Entries taken from a collection

--- Begin ---

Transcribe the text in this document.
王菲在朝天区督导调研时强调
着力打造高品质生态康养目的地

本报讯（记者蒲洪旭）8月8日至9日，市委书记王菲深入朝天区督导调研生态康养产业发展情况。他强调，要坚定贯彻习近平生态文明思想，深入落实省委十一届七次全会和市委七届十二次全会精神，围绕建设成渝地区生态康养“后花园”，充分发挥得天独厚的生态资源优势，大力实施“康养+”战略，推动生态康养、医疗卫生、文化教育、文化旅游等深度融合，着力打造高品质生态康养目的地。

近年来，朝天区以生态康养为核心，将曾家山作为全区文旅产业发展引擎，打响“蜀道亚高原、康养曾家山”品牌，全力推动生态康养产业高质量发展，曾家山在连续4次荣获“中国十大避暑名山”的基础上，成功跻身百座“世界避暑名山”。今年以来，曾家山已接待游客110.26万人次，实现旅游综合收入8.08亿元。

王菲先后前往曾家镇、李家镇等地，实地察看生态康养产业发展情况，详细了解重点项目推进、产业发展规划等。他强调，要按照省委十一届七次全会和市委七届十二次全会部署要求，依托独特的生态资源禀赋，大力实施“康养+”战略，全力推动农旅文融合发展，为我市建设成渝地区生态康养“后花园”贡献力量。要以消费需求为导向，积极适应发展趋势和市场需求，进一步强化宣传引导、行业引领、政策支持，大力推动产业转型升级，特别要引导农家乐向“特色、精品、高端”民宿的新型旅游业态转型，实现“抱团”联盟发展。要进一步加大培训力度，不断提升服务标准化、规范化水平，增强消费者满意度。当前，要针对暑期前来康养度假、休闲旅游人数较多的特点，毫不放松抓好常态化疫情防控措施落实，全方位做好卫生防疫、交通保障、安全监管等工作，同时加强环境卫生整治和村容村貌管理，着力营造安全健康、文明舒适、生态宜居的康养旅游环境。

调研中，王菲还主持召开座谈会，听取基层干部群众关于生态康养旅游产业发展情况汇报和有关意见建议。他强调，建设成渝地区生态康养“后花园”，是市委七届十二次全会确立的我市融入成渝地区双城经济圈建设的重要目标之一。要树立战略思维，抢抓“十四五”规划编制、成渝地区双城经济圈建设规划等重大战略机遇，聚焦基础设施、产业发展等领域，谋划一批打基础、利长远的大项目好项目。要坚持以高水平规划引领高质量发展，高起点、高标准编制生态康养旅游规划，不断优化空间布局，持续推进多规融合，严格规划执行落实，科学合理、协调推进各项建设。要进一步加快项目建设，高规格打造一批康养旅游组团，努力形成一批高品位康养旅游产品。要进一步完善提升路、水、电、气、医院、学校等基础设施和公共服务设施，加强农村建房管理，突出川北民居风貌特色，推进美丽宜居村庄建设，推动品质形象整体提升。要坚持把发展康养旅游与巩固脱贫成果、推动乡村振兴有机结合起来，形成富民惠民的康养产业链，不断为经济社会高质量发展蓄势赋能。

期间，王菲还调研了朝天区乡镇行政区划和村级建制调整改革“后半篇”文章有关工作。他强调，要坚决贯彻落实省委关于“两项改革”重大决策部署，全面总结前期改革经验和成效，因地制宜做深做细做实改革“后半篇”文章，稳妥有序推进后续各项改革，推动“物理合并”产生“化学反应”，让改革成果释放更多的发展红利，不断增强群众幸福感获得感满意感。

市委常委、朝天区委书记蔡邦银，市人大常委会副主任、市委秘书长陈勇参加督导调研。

--- End ---

▶ Task requirements: Transcribe the material exactly as it reads.

▶ Complete response:
Transcribe the text in this document.
王菲在朝天区督导调研时强调
着力打造高品质生态康养目的地

本报讯（记者蒲洪旭）8月8日至9日，市委书记王菲深入朝天区督导调研生态康养产业发展情况。他强调，要坚定贯彻习近平生态文明思想，深入落实省委十一届七次全会和市委七届十二次全会精神，围绕建设成渝地区生态康养“后花园”，充分发挥得天独厚的生态资源优势，大力实施“康养+”战略，推动生态康养、医疗卫生、文化教育、文化旅游等深度融合，着力打造高品质生态康养目的地。

近年来，朝天区以生态康养为核心，将曾家山作为全区文旅产业发展引擎，打响“蜀道亚高原、康养曾家山”品牌，全力推动生态康养产业高质量发展，曾家山在连续4次荣获“中国十大避暑名山”的基础上，成功跻身百座“世界避暑名山”。今年以来，曾家山已接待游客110.26万人次，实现旅游综合收入8.08亿元。

王菲先后前往曾家镇、李家镇等地，实地察看生态康养产业发展情况，详细了解重点项目推进、产业发展规划等。他强调，要按照省委十一届七次全会和市委七届十二次全会部署要求，依托独特的生态资源禀赋，大力实施“康养+”战略，全力推动农旅文融合发展，为我市建设成渝地区生态康养“后花园”贡献力量。要以消费需求为导向，积极适应发展趋势和市场需求，进一步强化宣传引导、行业引领、政策支持，大力推动产业转型升级，特别要引导农家乐向“特色、精品、高端”民宿的新型旅游业态转型，实现“抱团”联盟发展。要进一步加大培训力度，不断提升服务标准化、规范化水平，增强消费者满意度。当前，要针对暑期前来康养度假、休闲旅游人数较多的特点，毫不放松抓好常态化疫情防控措施落实，全方位做好卫生防疫、交通保障、安全监管等工作，同时加强环境卫生整治和村容村貌管理，着力营造安全健康、文明舒适、生态宜居的康养旅游环境。

调研中，王菲还主持召开座谈会，听取基层干部群众关于生态康养旅游产业发展情况汇报和有关意见建议。他强调，建设成渝地区生态康养“后花园”，是市委七届十二次全会确立的我市融入成渝地区双城经济圈建设的重要目标之一。要树立战略思维，抢抓“十四五”规划编制、成渝地区双城经济圈建设规划等重大战略机遇，聚焦基础设施、产业发展等领域，谋划一批打基础、利长远的大项目好项目。要坚持以高水平规划引领高质量发展，高起点、高标准编制生态康养旅游规划，不断优化空间布局，持续推进多规融合，严格规划执行落实，科学合理、协调推进各项建设。要进一步加快项目建设，高规格打造一批康养旅游组团，努力形成一批高品位康养旅游产品。要进一步完善提升路、水、电、气、医院、学校等基础设施和公共服务设施，加强农村建房管理，突出川北民居风貌特色，推进美丽宜居村庄建设，推动品质形象整体提升。要坚持把发展康养旅游与巩固脱贫成果、推动乡村振兴有机结合起来，形成富民惠民的康养产业链，不断为经济社会高质量发展蓄势赋能。

期间，王菲还调研了朝天区乡镇行政区划和村级建制调整改革“后半篇”文章有关工作。他强调，要坚决贯彻落实省委关于“两项改革”重大决策部署，全面总结前期改革经验和成效，因地制宜做深做细做实改革“后半篇”文章，稳妥有序推进后续各项改革，推动“物理合并”产生“化学反应”，让改革成果释放更多的发展红利，不断增强群众幸福感获得感满意感。

市委常委、朝天区委书记蔡邦银，市人大常委会副主任、市委秘书长陈勇参加督导调研。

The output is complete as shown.